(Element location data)
******

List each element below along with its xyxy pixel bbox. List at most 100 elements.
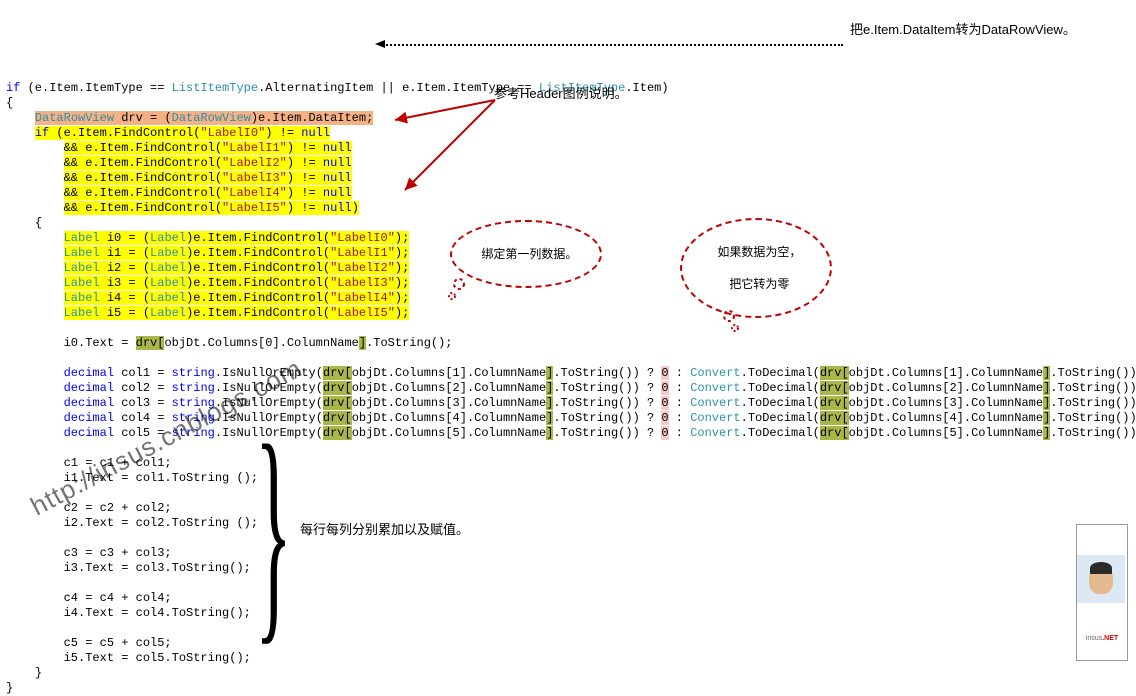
code-token: Convert <box>690 411 740 425</box>
code-token: DataRowView <box>35 111 114 125</box>
code-token: && <box>64 141 86 155</box>
code-token: null <box>323 186 352 200</box>
arrow-dashed-icon <box>383 44 843 46</box>
brace: } <box>6 681 13 695</box>
code-token: objDt.Columns[1].ColumnName <box>849 366 1043 380</box>
code-token: "LabelI0" <box>330 231 395 245</box>
code-token: objDt.Columns[3].ColumnName <box>849 396 1043 410</box>
code-token: objDt.Columns[0].ColumnName <box>164 336 358 350</box>
code-token: null <box>323 171 352 185</box>
code-token: i4.Text = col4.ToString(); <box>64 606 251 620</box>
code-token: )e.Item.FindControl( <box>186 291 330 305</box>
code-token: objDt.Columns[2].ColumnName <box>352 381 546 395</box>
code-token: ); <box>395 246 409 260</box>
code-token: "LabelI1" <box>222 141 287 155</box>
code-token: drv[ <box>820 426 849 440</box>
code-token: i2 = ( <box>100 261 150 275</box>
code-token: : <box>669 426 691 440</box>
code-token: .ToString()) ? <box>553 426 661 440</box>
code-token: .ToString()) ? <box>553 381 661 395</box>
code-token: c5 = c5 + col5; <box>64 636 172 650</box>
code-token: if <box>35 126 49 140</box>
code-token: ] <box>359 336 366 350</box>
code-token: i5.Text = col5.ToString(); <box>64 651 251 665</box>
code-token: ); <box>395 261 409 275</box>
code-token: e.Item.FindControl( <box>85 156 222 170</box>
code-token: i5 = ( <box>100 306 150 320</box>
code-token: objDt.Columns[1].ColumnName <box>352 366 546 380</box>
curly-brace-icon: } <box>255 409 292 651</box>
code-token: ) != <box>265 126 301 140</box>
code-token: Label <box>64 246 100 260</box>
code-token: Label <box>64 306 100 320</box>
code-token: Label <box>150 276 186 290</box>
code-token: )e.Item.FindControl( <box>186 261 330 275</box>
code-token: 0 <box>661 381 668 395</box>
code-token: .ToString()); <box>1050 426 1136 440</box>
bubble-tail-icon <box>717 308 747 338</box>
code-token: i3 = ( <box>100 276 150 290</box>
code-token: col1 = <box>121 366 171 380</box>
code-token: .ToString()); <box>1050 411 1136 425</box>
arrow-solid-icon <box>385 90 505 200</box>
code-token: i4 = ( <box>100 291 150 305</box>
code-token: .ToDecimal( <box>741 411 820 425</box>
code-token: .Item) <box>625 81 668 95</box>
code-token: decimal <box>64 381 114 395</box>
code-token: Label <box>150 231 186 245</box>
code-token: "LabelI3" <box>222 171 287 185</box>
code-token: "LabelI3" <box>330 276 395 290</box>
code-token: decimal <box>64 366 114 380</box>
code-token: c2 = c2 + col2; <box>64 501 172 515</box>
code-token: drv[ <box>323 396 352 410</box>
code-token: ListItemType <box>172 81 258 95</box>
code-token: )e.Item.DataItem; <box>251 111 373 125</box>
code-token: .ToDecimal( <box>741 366 820 380</box>
code-token: null <box>323 141 352 155</box>
code-token: col3 = <box>121 396 171 410</box>
code-token: e.Item.FindControl( <box>85 186 222 200</box>
code-token: "LabelI4" <box>222 186 287 200</box>
code-token: objDt.Columns[4].ColumnName <box>352 411 546 425</box>
code-token: ) != <box>287 186 323 200</box>
code-token: ) != <box>287 156 323 170</box>
code-token: .ToString()); <box>1050 366 1136 380</box>
code-token: objDt.Columns[4].ColumnName <box>849 411 1043 425</box>
code-token: )e.Item.FindControl( <box>186 276 330 290</box>
code-token: && <box>64 171 86 185</box>
code-token: "LabelI0" <box>200 126 265 140</box>
code-token: .ToString(); <box>366 336 452 350</box>
code-token: "LabelI2" <box>222 156 287 170</box>
code-token: null <box>323 201 352 215</box>
avatar-tag: insus.NET <box>1077 633 1127 645</box>
code-token: "LabelI5" <box>222 201 287 215</box>
code-token: .ToString()) ? <box>553 366 661 380</box>
code-token: ); <box>395 306 409 320</box>
code-token: Label <box>150 261 186 275</box>
annotation-accumulate: 每行每列分别累加以及赋值。 <box>300 522 469 537</box>
code-token: drv[ <box>323 381 352 395</box>
annotation-datarowview: 把e.Item.DataItem转为DataRowView。 <box>850 22 1076 37</box>
bubble-text: 如果数据为空， <box>717 245 801 259</box>
code-token: )e.Item.FindControl( <box>186 306 330 320</box>
bubble-tail-icon <box>447 276 477 306</box>
code-token: drv[ <box>323 411 352 425</box>
code-token: ) != <box>287 201 323 215</box>
code-token: && <box>64 186 86 200</box>
code-token: 0 <box>661 426 668 440</box>
code-token: ); <box>395 291 409 305</box>
code-token: "LabelI4" <box>330 291 395 305</box>
code-token: Label <box>150 306 186 320</box>
code-token: ) != <box>287 141 323 155</box>
code-token: (e.Item.ItemType == <box>20 81 171 95</box>
brace: { <box>6 96 13 110</box>
code-token: drv[ <box>820 411 849 425</box>
code-token: : <box>669 366 691 380</box>
code-token: i1 = ( <box>100 246 150 260</box>
code-token: )e.Item.FindControl( <box>186 246 330 260</box>
code-token: : <box>669 396 691 410</box>
bubble-null-to-zero: 如果数据为空， 把它转为零 <box>680 218 832 318</box>
code-token: null <box>301 126 330 140</box>
code-token: .ToString()) ? <box>553 411 661 425</box>
code-token: "LabelI5" <box>330 306 395 320</box>
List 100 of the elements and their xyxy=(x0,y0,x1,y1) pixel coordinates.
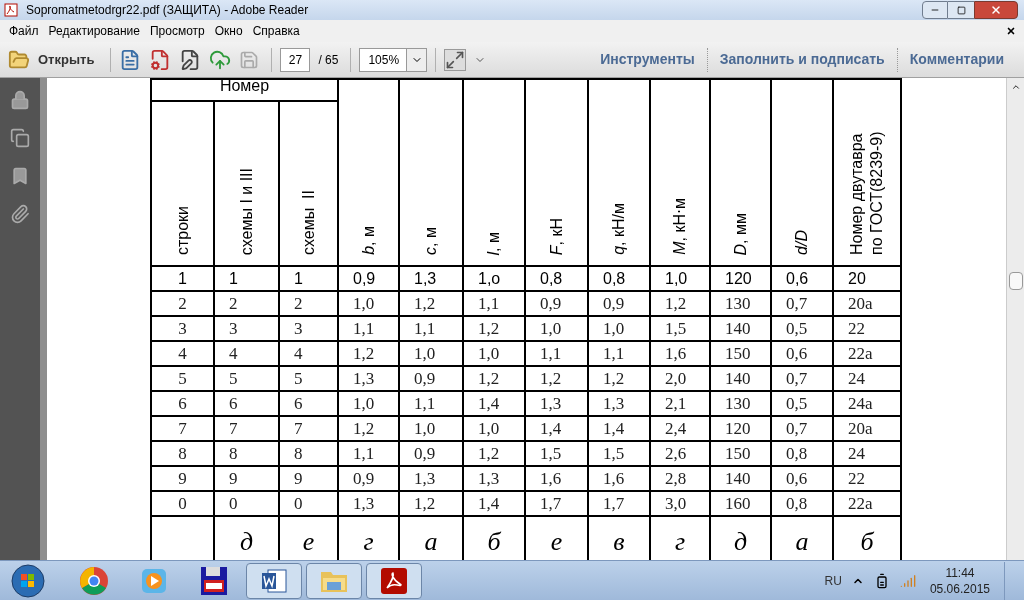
pdf-icon xyxy=(4,3,18,17)
table-cell: 0,9 xyxy=(414,368,436,388)
close-icon xyxy=(990,4,1002,16)
table-cell: 0 xyxy=(178,493,187,513)
zoom-dropdown[interactable]: 105% xyxy=(359,47,428,72)
menu-item[interactable]: Окно xyxy=(209,22,248,40)
full-screen-icon[interactable] xyxy=(444,48,467,71)
table-cell: 1,1 xyxy=(414,318,436,338)
signal-icon[interactable] xyxy=(899,572,916,589)
lock-icon[interactable] xyxy=(10,90,30,110)
panel-tab[interactable]: Инструменты xyxy=(588,49,707,70)
table-cell: 2 xyxy=(294,293,303,313)
restore-icon xyxy=(956,5,966,15)
group-header: Номер xyxy=(219,78,270,94)
table-cell: 1,0 xyxy=(353,293,375,313)
scheme-letter: в xyxy=(613,527,625,556)
menu-item[interactable]: Редактирование xyxy=(43,22,145,40)
table-cell: 7 xyxy=(178,418,187,438)
table-cell: 1,6 xyxy=(665,343,687,363)
table-cell: 1,2 xyxy=(665,293,687,313)
start-button[interactable] xyxy=(8,562,48,599)
restore-button[interactable] xyxy=(948,1,974,19)
table-cell: 1,2 xyxy=(353,343,375,363)
bookmark-icon[interactable] xyxy=(10,166,30,186)
page-number-field[interactable]: 27 xyxy=(280,47,311,72)
table-cell: 0,7 xyxy=(786,293,808,313)
scrollbar[interactable] xyxy=(1006,78,1024,560)
table-cell: 1,0 xyxy=(414,343,436,363)
table-cell: 3 xyxy=(294,318,303,338)
table-cell: 1,1 xyxy=(478,293,500,313)
table-cell: 0,6 xyxy=(786,269,809,287)
minimize-button[interactable] xyxy=(922,1,948,19)
table-cell: 150 xyxy=(725,443,751,463)
menu-item[interactable]: Файл xyxy=(4,22,44,40)
browser-icon xyxy=(79,565,109,596)
table-cell: 2,0 xyxy=(665,368,687,388)
table-cell: 7 xyxy=(229,418,238,438)
table-cell: 0,6 xyxy=(786,468,808,488)
table-cell: 130 xyxy=(725,393,751,413)
table-cell: 1,4 xyxy=(603,418,625,438)
table-cell: 2,8 xyxy=(665,468,687,488)
table-cell: 1,0 xyxy=(478,418,500,438)
table-cell: 1,0 xyxy=(414,418,436,438)
table-cell: 2,6 xyxy=(665,443,687,463)
scheme-letter: б xyxy=(487,527,501,556)
table-cell: 1,2 xyxy=(478,318,500,338)
page-count: / 65 xyxy=(318,51,339,69)
save-icon[interactable] xyxy=(239,49,260,70)
column-header: c, м xyxy=(421,227,440,255)
table-cell: 3 xyxy=(178,318,187,338)
table-cell: 150 xyxy=(725,343,751,363)
column-header: M, кН⋅м xyxy=(670,198,689,255)
table-cell: 1,0 xyxy=(665,269,688,287)
cloud-upload-icon[interactable] xyxy=(209,48,232,71)
open-button[interactable]: Открыть xyxy=(8,48,103,71)
table-cell: 0,8 xyxy=(603,269,626,287)
table-cell: 0,9 xyxy=(353,269,376,287)
taskbar-app[interactable] xyxy=(366,562,422,599)
scrollbar-thumb[interactable] xyxy=(1008,272,1023,290)
table-cell: 1,4 xyxy=(478,393,500,413)
table-cell: 1,3 xyxy=(540,393,562,413)
table-cell: 4 xyxy=(229,343,238,363)
scheme-letter: г xyxy=(674,527,686,556)
clock[interactable]: 11:44 05.06.2015 xyxy=(925,564,994,597)
table-cell: 0,8 xyxy=(786,493,808,513)
table-cell: 0 xyxy=(294,493,303,513)
table-cell: 1 xyxy=(229,269,238,287)
scheme-letter: д xyxy=(733,527,748,556)
table-cell: 24 xyxy=(848,443,865,463)
table-cell: 1,1 xyxy=(603,343,625,363)
table-cell: 1,2 xyxy=(603,368,625,388)
table-cell: 1,3 xyxy=(414,468,436,488)
table-cell: 1,4 xyxy=(540,418,562,438)
table-cell: 4 xyxy=(294,343,303,363)
table-cell: 9 xyxy=(294,468,303,488)
pages-icon[interactable] xyxy=(10,128,30,148)
table-cell: 1,3 xyxy=(353,493,375,513)
table-cell: 2,4 xyxy=(665,418,687,438)
column-header: b, м xyxy=(358,226,378,255)
panel-tab[interactable]: Комментарии xyxy=(897,49,1016,70)
paperclip-icon[interactable] xyxy=(10,204,30,224)
window-title: Sopromatmetodrgr22.pdf (ЗАЩИТА) - Adobe Reader xyxy=(26,2,309,19)
table-cell: 0,7 xyxy=(786,368,808,388)
scheme-letter: д xyxy=(239,527,254,556)
scroll-up-icon[interactable] xyxy=(1010,82,1021,92)
table-cell: 1,2 xyxy=(478,368,500,388)
table-cell: 1 xyxy=(178,269,187,287)
menu-item[interactable]: Просмотр xyxy=(144,22,210,40)
table-cell: 20 xyxy=(848,269,866,287)
close-button[interactable] xyxy=(974,1,1018,19)
language-indicator[interactable]: RU xyxy=(824,571,842,590)
table-cell: 1,1 xyxy=(540,343,562,363)
table-cell: 0,9 xyxy=(540,293,562,313)
table-cell: 140 xyxy=(725,318,751,338)
menu-item[interactable]: Справка xyxy=(247,22,305,40)
taskbar-app[interactable] xyxy=(246,562,302,599)
table-cell: 1,2 xyxy=(478,443,500,463)
table-cell: 8 xyxy=(229,443,238,463)
panel-tab[interactable]: Заполнить и подписать xyxy=(707,49,897,70)
close-document-icon[interactable] xyxy=(1006,26,1016,36)
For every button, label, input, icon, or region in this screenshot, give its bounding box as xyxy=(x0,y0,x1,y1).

******

In the listing, rewrite the lines starting with the line containing "code-token: Convert <box>690" and going on through the line containing "code-token: objDt.Columns[2].ColumnName <box>352", replacing "code-token" with "token" and keeping everything else the same. Give only those lines.

token: Convert <box>690 411 740 425</box>
token: DataRowView <box>35 111 114 125</box>
token: && <box>64 141 86 155</box>
token: null <box>323 186 352 200</box>
arrow-dashed-icon <box>383 44 843 46</box>
brace: } <box>6 681 13 695</box>
token: objDt.Columns[1].ColumnName <box>849 366 1043 380</box>
token: "LabelI0" <box>330 231 395 245</box>
token: objDt.Columns[3].ColumnName <box>849 396 1043 410</box>
token: objDt.Columns[0].ColumnName <box>164 336 358 350</box>
token: null <box>323 171 352 185</box>
token: i4.Text = col4.ToString(); <box>64 606 251 620</box>
token: )e.Item.FindControl( <box>186 291 330 305</box>
token: objDt.Columns[2].ColumnName <box>352 381 546 395</box>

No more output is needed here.